- **Exercise brief**
Quote all of the entries word for word.
- - -
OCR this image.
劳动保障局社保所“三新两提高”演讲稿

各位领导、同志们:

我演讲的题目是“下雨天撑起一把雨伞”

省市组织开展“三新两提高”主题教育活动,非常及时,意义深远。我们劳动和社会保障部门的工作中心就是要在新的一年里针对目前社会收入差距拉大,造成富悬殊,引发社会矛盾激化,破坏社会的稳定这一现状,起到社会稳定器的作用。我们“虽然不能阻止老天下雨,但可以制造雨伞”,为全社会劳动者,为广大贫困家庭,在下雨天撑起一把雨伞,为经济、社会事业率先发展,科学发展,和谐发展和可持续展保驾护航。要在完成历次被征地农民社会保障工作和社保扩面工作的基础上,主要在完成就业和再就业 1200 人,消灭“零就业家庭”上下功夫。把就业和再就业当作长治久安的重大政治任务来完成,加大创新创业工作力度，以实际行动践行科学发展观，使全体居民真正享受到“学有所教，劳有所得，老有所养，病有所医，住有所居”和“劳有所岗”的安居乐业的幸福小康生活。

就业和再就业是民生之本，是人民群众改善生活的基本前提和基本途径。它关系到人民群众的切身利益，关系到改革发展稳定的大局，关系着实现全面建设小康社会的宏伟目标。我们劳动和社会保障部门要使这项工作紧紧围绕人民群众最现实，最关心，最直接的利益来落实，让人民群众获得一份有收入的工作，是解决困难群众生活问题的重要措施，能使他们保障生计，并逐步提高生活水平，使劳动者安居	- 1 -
- - -
- **Reply**
OCR this image.
劳动保障局社保所“三新两提高”演讲稿

各位领导、同志们:

我演讲的题目是“下雨天撑起一把雨伞”

省市组织开展“三新两提高”主题教育活动,非常及时,意义深远。我们劳动和社会保障部门的工作中心就是要在新的一年里针对目前社会收入差距拉大,造成富悬殊,引发社会矛盾激化,破坏社会的稳定这一现状,起到社会稳定器的作用。我们“虽然不能阻止老天下雨,但可以制造雨伞”,为全社会劳动者,为广大贫困家庭,在下雨天撑起一把雨伞,为经济、社会事业率先发展,科学发展,和谐发展和可持续展保驾护航。要在完成历次被征地农民社会保障工作和社保扩面工作的基础上,主要在完成就业和再就业 1200 人,消灭“零就业家庭”上下功夫。把就业和再就业当作长治久安的重大政治任务来完成,加大创新创业工作力度，以实际行动践行科学发展观，使全体居民真正享受到“学有所教，劳有所得，老有所养，病有所医，住有所居”和“劳有所岗”的安居乐业的幸福小康生活。

就业和再就业是民生之本，是人民群众改善生活的基本前提和基本途径。它关系到人民群众的切身利益，关系到改革发展稳定的大局，关系着实现全面建设小康社会的宏伟目标。我们劳动和社会保障部门要使这项工作紧紧围绕人民群众最现实，最关心，最直接的利益来落实，让人民群众获得一份有收入的工作，是解决困难群众生活问题的重要措施，能使他们保障生计，并逐步提高生活水平，使劳动者安居	- 1 -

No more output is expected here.